**WHAT IS ASKED**
Reproduce the data below word for word, from its first line through the line that contains "1182, 606, 1216]", including that line.

Stored records
..........

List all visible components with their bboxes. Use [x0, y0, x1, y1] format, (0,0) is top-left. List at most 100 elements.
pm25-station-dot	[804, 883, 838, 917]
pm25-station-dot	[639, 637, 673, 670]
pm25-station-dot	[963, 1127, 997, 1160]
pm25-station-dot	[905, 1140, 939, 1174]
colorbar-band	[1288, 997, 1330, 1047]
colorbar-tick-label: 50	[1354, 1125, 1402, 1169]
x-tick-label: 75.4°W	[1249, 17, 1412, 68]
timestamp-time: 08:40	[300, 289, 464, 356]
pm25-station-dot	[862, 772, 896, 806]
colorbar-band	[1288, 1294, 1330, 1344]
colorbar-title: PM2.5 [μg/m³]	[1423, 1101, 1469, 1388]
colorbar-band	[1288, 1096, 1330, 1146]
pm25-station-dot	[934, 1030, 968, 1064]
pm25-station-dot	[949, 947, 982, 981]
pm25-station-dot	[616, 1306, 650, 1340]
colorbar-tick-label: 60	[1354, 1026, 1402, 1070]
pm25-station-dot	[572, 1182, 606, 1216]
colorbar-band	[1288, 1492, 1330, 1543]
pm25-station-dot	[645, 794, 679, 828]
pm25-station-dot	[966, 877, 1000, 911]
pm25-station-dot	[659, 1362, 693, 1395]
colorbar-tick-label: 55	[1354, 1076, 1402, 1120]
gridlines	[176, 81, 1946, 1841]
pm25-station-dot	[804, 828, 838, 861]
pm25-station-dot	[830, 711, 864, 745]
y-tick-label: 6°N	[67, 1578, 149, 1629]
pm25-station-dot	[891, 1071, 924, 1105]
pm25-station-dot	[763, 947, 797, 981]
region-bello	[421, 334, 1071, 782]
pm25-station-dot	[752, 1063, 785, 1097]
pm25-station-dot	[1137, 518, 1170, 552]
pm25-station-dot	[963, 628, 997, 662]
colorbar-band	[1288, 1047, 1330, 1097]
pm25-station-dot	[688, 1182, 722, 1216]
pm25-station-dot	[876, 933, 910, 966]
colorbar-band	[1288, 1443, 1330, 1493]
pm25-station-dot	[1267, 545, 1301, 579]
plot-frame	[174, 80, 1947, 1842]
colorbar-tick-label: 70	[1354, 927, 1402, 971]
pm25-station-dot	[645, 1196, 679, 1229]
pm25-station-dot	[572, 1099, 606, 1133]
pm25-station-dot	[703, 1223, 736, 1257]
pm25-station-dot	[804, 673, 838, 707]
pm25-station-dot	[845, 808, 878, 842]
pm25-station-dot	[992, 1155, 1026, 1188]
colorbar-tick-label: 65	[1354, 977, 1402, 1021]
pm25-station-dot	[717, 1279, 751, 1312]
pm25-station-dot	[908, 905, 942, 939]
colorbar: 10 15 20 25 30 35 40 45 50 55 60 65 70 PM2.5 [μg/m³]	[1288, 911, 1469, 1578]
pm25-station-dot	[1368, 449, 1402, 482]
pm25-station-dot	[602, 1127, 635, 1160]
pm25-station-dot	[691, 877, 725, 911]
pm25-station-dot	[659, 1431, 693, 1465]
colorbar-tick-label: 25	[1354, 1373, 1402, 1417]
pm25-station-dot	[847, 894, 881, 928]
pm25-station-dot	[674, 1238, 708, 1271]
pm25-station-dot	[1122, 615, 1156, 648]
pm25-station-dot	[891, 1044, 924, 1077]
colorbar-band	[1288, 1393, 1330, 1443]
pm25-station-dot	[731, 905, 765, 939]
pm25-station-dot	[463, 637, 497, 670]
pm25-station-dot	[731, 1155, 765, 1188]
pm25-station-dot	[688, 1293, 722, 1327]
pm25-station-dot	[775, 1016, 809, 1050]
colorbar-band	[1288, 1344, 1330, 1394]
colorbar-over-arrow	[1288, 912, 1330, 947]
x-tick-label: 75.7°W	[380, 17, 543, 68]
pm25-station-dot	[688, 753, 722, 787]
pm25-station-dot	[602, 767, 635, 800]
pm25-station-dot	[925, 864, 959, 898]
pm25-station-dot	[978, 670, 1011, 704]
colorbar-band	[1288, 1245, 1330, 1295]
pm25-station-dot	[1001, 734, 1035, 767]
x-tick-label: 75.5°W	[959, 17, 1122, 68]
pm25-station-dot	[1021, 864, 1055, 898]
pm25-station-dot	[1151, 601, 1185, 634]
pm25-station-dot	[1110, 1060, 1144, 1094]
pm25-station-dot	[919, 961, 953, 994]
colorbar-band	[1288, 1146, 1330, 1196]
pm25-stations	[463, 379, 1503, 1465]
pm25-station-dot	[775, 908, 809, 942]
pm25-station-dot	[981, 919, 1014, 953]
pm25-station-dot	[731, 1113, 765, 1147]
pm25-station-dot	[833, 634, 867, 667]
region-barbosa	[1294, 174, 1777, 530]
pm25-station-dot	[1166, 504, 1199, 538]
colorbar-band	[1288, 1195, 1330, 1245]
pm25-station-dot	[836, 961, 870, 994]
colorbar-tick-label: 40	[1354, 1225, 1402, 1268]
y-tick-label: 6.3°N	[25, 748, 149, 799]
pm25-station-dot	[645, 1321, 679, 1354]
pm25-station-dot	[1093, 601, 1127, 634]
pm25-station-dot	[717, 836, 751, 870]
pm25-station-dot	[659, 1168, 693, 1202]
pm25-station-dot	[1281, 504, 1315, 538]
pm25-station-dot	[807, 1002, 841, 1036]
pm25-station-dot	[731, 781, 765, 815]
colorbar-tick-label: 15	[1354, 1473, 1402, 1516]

..........

**RESULT OF THE TASK**
List all visible components with their bboxes. Use [x0, y0, x1, y1] format, (0,0) is top-left. List at most 100 elements.
pm25-station-dot	[804, 883, 838, 917]
pm25-station-dot	[639, 637, 673, 670]
pm25-station-dot	[963, 1127, 997, 1160]
pm25-station-dot	[905, 1140, 939, 1174]
colorbar-band	[1288, 997, 1330, 1047]
colorbar-tick-label: 50	[1354, 1125, 1402, 1169]
x-tick-label: 75.4°W	[1249, 17, 1412, 68]
timestamp-time: 08:40	[300, 289, 464, 356]
pm25-station-dot	[862, 772, 896, 806]
colorbar-band	[1288, 1294, 1330, 1344]
colorbar-title: PM2.5 [μg/m³]	[1423, 1101, 1469, 1388]
colorbar-band	[1288, 1096, 1330, 1146]
pm25-station-dot	[934, 1030, 968, 1064]
pm25-station-dot	[949, 947, 982, 981]
pm25-station-dot	[616, 1306, 650, 1340]
colorbar-tick-label: 60	[1354, 1026, 1402, 1070]
pm25-station-dot	[572, 1182, 606, 1216]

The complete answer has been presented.